**THE EXERCISE:** Extract each line bearing the word "source".

___ RECORDS TO PROCESS ___

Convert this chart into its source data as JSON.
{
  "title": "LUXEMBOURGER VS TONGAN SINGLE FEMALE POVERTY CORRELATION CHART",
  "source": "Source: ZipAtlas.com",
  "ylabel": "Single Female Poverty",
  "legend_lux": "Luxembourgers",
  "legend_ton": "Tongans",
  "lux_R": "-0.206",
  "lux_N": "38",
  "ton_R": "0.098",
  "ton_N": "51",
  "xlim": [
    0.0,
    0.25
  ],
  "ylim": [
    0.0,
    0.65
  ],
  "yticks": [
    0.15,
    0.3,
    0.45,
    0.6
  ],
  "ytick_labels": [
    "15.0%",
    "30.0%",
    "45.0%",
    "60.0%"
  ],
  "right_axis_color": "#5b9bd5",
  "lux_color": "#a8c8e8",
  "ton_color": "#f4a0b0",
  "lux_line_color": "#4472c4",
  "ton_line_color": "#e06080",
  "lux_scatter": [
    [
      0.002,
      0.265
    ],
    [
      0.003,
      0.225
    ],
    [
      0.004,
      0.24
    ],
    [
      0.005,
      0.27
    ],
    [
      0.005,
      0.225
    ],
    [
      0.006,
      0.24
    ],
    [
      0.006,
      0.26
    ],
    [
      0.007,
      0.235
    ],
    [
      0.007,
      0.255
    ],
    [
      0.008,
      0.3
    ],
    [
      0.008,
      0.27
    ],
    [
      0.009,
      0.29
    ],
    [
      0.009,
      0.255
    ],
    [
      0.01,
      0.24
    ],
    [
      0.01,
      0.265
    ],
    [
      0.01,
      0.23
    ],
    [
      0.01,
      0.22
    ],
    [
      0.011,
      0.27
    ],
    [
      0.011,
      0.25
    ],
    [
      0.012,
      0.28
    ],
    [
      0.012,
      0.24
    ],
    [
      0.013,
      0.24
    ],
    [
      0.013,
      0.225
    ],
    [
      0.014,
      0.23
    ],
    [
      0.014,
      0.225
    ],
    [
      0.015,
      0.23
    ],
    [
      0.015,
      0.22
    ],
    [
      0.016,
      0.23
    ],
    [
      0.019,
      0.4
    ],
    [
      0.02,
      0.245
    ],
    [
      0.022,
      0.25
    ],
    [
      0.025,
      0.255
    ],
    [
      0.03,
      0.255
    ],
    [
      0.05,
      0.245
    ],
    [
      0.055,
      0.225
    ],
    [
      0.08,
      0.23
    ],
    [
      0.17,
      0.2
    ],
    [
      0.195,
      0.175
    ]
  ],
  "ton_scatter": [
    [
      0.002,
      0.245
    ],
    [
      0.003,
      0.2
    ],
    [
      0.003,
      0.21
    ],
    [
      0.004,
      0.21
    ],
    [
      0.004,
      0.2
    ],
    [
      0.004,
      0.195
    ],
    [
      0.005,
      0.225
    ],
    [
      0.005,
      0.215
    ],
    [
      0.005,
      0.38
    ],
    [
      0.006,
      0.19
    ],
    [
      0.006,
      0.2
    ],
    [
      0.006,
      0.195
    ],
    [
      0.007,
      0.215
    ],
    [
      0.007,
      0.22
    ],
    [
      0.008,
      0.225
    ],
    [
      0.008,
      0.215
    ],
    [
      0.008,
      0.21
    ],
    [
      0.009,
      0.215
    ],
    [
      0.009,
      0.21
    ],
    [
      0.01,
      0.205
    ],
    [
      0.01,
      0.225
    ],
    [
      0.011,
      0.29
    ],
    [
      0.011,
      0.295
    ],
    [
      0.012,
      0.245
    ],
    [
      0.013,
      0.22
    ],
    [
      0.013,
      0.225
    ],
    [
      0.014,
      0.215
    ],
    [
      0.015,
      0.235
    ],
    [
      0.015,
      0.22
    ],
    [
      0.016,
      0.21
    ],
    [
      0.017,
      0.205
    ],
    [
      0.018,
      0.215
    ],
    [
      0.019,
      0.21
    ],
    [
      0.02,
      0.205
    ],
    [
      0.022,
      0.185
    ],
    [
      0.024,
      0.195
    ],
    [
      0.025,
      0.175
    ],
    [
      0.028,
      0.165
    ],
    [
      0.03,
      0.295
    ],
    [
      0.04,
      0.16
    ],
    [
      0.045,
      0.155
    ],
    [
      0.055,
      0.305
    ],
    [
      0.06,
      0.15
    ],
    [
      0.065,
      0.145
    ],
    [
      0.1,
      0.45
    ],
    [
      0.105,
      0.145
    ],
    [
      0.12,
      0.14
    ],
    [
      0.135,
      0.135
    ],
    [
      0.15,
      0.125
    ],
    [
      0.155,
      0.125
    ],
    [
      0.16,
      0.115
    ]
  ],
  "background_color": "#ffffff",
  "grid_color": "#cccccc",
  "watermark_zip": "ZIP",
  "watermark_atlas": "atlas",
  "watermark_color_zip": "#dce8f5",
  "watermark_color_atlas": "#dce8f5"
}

___

**EXERCISE ANSWER:**
Convert this chart into its source data as JSON.
  "source": "Source: ZipAtlas.com",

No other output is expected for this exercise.